### Exercise prompt
Reproduce the data that follows in its entirety, character for character.

Start Provided data

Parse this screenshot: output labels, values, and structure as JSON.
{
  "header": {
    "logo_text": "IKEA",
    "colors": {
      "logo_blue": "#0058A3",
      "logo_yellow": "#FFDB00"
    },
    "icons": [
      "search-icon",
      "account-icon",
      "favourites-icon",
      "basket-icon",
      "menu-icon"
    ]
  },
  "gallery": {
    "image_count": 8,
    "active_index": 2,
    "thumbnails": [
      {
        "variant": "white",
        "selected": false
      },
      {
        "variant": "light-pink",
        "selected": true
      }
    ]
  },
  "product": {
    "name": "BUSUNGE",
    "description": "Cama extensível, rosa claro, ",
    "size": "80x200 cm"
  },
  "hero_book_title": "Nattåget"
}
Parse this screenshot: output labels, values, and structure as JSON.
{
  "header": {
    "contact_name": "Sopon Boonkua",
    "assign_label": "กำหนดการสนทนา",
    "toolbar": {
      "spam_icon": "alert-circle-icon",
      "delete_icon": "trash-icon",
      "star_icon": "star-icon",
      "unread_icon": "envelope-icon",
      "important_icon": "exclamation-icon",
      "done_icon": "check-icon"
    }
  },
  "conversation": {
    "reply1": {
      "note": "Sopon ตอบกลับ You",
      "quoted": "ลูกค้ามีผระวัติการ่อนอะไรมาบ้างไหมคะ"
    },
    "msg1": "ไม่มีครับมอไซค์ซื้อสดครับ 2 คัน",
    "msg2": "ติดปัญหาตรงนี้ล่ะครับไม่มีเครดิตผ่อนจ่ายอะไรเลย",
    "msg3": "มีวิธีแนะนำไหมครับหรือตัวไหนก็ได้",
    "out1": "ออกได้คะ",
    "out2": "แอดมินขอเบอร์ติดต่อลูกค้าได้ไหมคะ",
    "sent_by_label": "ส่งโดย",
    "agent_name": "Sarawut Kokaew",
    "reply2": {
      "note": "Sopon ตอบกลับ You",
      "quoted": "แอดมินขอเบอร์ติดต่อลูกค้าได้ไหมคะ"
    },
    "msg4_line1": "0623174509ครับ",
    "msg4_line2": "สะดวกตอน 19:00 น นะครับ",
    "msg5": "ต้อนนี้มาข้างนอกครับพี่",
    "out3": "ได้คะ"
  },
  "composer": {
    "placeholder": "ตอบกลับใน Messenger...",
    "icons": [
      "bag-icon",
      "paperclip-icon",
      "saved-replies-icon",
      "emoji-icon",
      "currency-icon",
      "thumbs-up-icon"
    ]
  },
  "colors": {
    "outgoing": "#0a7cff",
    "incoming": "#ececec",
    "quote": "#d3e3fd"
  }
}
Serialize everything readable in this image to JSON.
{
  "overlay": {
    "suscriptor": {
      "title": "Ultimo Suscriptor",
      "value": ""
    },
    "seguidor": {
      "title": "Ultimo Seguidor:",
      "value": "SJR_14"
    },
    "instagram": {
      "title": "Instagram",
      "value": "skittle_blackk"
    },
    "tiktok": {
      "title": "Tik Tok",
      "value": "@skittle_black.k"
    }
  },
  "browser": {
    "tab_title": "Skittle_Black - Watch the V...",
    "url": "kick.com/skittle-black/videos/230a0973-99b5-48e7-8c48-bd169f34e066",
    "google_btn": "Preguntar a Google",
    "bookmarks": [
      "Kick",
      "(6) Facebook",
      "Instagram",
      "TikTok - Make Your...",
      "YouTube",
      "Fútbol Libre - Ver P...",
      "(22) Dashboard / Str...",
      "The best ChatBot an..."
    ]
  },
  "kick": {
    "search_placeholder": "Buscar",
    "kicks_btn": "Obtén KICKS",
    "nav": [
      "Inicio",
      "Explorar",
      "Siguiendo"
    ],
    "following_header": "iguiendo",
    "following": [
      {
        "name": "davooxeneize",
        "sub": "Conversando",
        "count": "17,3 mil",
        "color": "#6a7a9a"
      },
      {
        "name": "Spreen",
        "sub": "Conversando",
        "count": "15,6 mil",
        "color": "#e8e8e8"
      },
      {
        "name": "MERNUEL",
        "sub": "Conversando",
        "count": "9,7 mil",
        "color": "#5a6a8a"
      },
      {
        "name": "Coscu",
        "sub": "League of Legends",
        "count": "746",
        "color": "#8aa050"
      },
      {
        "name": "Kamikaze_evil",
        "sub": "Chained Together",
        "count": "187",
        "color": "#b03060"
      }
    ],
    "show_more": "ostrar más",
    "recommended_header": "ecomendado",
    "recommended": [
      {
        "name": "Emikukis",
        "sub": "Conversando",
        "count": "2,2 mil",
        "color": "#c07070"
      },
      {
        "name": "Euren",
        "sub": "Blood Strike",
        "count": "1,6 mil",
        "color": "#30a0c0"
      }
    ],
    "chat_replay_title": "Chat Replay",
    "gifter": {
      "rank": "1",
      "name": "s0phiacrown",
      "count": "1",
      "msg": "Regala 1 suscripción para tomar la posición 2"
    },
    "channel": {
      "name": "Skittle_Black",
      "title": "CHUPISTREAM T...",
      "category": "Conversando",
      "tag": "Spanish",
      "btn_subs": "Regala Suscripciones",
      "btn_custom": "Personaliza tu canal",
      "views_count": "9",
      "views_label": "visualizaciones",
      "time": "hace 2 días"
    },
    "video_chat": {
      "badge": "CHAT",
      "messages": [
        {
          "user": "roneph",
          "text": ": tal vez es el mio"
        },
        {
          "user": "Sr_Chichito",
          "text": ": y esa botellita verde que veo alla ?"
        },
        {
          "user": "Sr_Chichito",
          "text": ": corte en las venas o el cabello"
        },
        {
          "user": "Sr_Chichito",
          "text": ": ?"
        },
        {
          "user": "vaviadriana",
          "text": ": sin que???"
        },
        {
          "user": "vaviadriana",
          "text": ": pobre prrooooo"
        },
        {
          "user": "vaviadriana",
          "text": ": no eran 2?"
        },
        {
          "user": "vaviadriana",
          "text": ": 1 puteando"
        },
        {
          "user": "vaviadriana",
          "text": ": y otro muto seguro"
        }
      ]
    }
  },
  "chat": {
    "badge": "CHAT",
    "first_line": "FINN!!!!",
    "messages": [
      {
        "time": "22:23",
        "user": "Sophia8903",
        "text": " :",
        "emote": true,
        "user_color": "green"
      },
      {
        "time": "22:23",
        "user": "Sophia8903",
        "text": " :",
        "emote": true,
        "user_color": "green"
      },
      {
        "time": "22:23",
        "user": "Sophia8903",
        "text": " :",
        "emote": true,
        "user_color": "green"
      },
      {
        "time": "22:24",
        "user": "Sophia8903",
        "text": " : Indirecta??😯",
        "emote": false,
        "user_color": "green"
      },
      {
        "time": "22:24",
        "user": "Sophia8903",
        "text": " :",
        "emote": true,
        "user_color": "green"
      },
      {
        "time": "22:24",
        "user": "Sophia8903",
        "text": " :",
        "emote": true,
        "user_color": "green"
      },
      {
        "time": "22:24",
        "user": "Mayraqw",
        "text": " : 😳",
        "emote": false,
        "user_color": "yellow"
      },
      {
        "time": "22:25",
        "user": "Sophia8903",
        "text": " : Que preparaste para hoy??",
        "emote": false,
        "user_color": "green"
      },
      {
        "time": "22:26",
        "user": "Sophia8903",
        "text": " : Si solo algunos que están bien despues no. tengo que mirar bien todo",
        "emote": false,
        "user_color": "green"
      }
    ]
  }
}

End Provided data

### Task solution
Parse this screenshot: output labels, values, and structure as JSON.
{
  "header": {
    "logo_text": "IKEA",
    "colors": {
      "logo_blue": "#0058A3",
      "logo_yellow": "#FFDB00"
    },
    "icons": [
      "search-icon",
      "account-icon",
      "favourites-icon",
      "basket-icon",
      "menu-icon"
    ]
  },
  "gallery": {
    "image_count": 8,
    "active_index": 2,
    "thumbnails": [
      {
        "variant": "white",
        "selected": false
      },
      {
        "variant": "light-pink",
        "selected": true
      }
    ]
  },
  "product": {
    "name": "BUSUNGE",
    "description": "Cama extensível, rosa claro, ",
    "size": "80x200 cm"
  },
  "hero_book_title": "Nattåget"
}
Parse this screenshot: output labels, values, and structure as JSON.
{
  "header": {
    "contact_name": "Sopon Boonkua",
    "assign_label": "กำหนดการสนทนา",
    "toolbar": {
      "spam_icon": "alert-circle-icon",
      "delete_icon": "trash-icon",
      "star_icon": "star-icon",
      "unread_icon": "envelope-icon",
      "important_icon": "exclamation-icon",
      "done_icon": "check-icon"
    }
  },
  "conversation": {
    "reply1": {
      "note": "Sopon ตอบกลับ You",
      "quoted": "ลูกค้ามีผระวัติการ่อนอะไรมาบ้างไหมคะ"
    },
    "msg1": "ไม่มีครับมอไซค์ซื้อสดครับ 2 คัน",
    "msg2": "ติดปัญหาตรงนี้ล่ะครับไม่มีเครดิตผ่อนจ่ายอะไรเลย",
    "msg3": "มีวิธีแนะนำไหมครับหรือตัวไหนก็ได้",
    "out1": "ออกได้คะ",
    "out2": "แอดมินขอเบอร์ติดต่อลูกค้าได้ไหมคะ",
    "sent_by_label": "ส่งโดย",
    "agent_name": "Sarawut Kokaew",
    "reply2": {
      "note": "Sopon ตอบกลับ You",
      "quoted": "แอดมินขอเบอร์ติดต่อลูกค้าได้ไหมคะ"
    },
    "msg4_line1": "0623174509ครับ",
    "msg4_line2": "สะดวกตอน 19:00 น นะครับ",
    "msg5": "ต้อนนี้มาข้างนอกครับพี่",
    "out3": "ได้คะ"
  },
  "composer": {
    "placeholder": "ตอบกลับใน Messenger...",
    "icons": [
      "bag-icon",
      "paperclip-icon",
      "saved-replies-icon",
      "emoji-icon",
      "currency-icon",
      "thumbs-up-icon"
    ]
  },
  "colors": {
    "outgoing": "#0a7cff",
    "incoming": "#ececec",
    "quote": "#d3e3fd"
  }
}
Serialize everything readable in this image to JSON.
{
  "overlay": {
    "suscriptor": {
      "title": "Ultimo Suscriptor",
      "value": ""
    },
    "seguidor": {
      "title": "Ultimo Seguidor:",
      "value": "SJR_14"
    },
    "instagram": {
      "title": "Instagram",
      "value": "skittle_blackk"
    },
    "tiktok": {
      "title": "Tik Tok",
      "value": "@skittle_black.k"
    }
  },
  "browser": {
    "tab_title": "Skittle_Black - Watch the V...",
    "url": "kick.com/skittle-black/videos/230a0973-99b5-48e7-8c48-bd169f34e066",
    "google_btn": "Preguntar a Google",
    "bookmarks": [
      "Kick",
      "(6) Facebook",
      "Instagram",
      "TikTok - Make Your...",
      "YouTube",
      "Fútbol Libre - Ver P...",
      "(22) Dashboard / Str...",
      "The best ChatBot an..."
    ]
  },
  "kick": {
    "search_placeholder": "Buscar",
    "kicks_btn": "Obtén KICKS",
    "nav": [
      "Inicio",
      "Explorar",
      "Siguiendo"
    ],
    "following_header": "iguiendo",
    "following": [
      {
        "name": "davooxeneize",
        "sub": "Conversando",
        "count": "17,3 mil",
        "color": "#6a7a9a"
      },
      {
        "name": "Spreen",
        "sub": "Conversando",
        "count": "15,6 mil",
        "color": "#e8e8e8"
      },
      {
        "name": "MERNUEL",
        "sub": "Conversando",
        "count": "9,7 mil",
        "color": "#5a6a8a"
      },
      {
        "name": "Coscu",
        "sub": "League of Legends",
        "count": "746",
        "color": "#8aa050"
      },
      {
        "name": "Kamikaze_evil",
        "sub": "Chained Together",
        "count": "187",
        "color": "#b03060"
      }
    ],
    "show_more": "ostrar más",
    "recommended_header": "ecomendado",
    "recommended": [
      {
        "name": "Emikukis",
        "sub": "Conversando",
        "count": "2,2 mil",
        "color": "#c07070"
      },
      {
        "name": "Euren",
        "sub": "Blood Strike",
        "count": "1,6 mil",
        "color": "#30a0c0"
      }
    ],
    "chat_replay_title": "Chat Replay",
    "gifter": {
      "rank": "1",
      "name": "s0phiacrown",
      "count": "1",
      "msg": "Regala 1 suscripción para tomar la posición 2"
    },
    "channel": {
      "name": "Skittle_Black",
      "title": "CHUPISTREAM T...",
      "category": "Conversando",
      "tag": "Spanish",
      "btn_subs": "Regala Suscripciones",
      "btn_custom": "Personaliza tu canal",
      "views_count": "9",
      "views_label": "visualizaciones",
      "time": "hace 2 días"
    },
    "video_chat": {
      "badge": "CHAT",
      "messages": [
        {
          "user": "roneph",
          "text": ": tal vez es el mio"
        },
        {
          "user": "Sr_Chichito",
          "text": ": y esa botellita verde que veo alla ?"
        },
        {
          "user": "Sr_Chichito",
          "text": ": corte en las venas o el cabello"
        },
        {
          "user": "Sr_Chichito",
          "text": ": ?"
        },
        {
          "user": "vaviadriana",
          "text": ": sin que???"
        },
        {
          "user": "vaviadriana",
          "text": ": pobre prrooooo"
        },
        {
          "user": "vaviadriana",
          "text": ": no eran 2?"
        },
        {
          "user": "vaviadriana",
          "text": ": 1 puteando"
        },
        {
          "user": "vaviadriana",
          "text": ": y otro muto seguro"
        }
      ]
    }
  },
  "chat": {
    "badge": "CHAT",
    "first_line": "FINN!!!!",
    "messages": [
      {
        "time": "22:23",
        "user": "Sophia8903",
        "text": " :",
        "emote": true,
        "user_color": "green"
      },
      {
        "time": "22:23",
        "user": "Sophia8903",
        "text": " :",
        "emote": true,
        "user_color": "green"
      },
      {
        "time": "22:23",
        "user": "Sophia8903",
        "text": " :",
        "emote": true,
        "user_color": "green"
      },
      {
        "time": "22:24",
        "user": "Sophia8903",
        "text": " : Indirecta??😯",
        "emote": false,
        "user_color": "green"
      },
      {
        "time": "22:24",
        "user": "Sophia8903",
        "text": " :",
        "emote": true,
        "user_color": "green"
      },
      {
        "time": "22:24",
        "user": "Sophia8903",
        "text": " :",
        "emote": true,
        "user_color": "green"
      },
      {
        "time": "22:24",
        "user": "Mayraqw",
        "text": " : 😳",
        "emote": false,
        "user_color": "yellow"
      },
      {
        "time": "22:25",
        "user": "Sophia8903",
        "text": " : Que preparaste para hoy??",
        "emote": false,
        "user_color": "green"
      },
      {
        "time": "22:26",
        "user": "Sophia8903",
        "text": " : Si solo algunos que están bien despues no. tengo que mirar bien todo",
        "emote": false,
        "user_color": "green"
      }
    ]
  }
}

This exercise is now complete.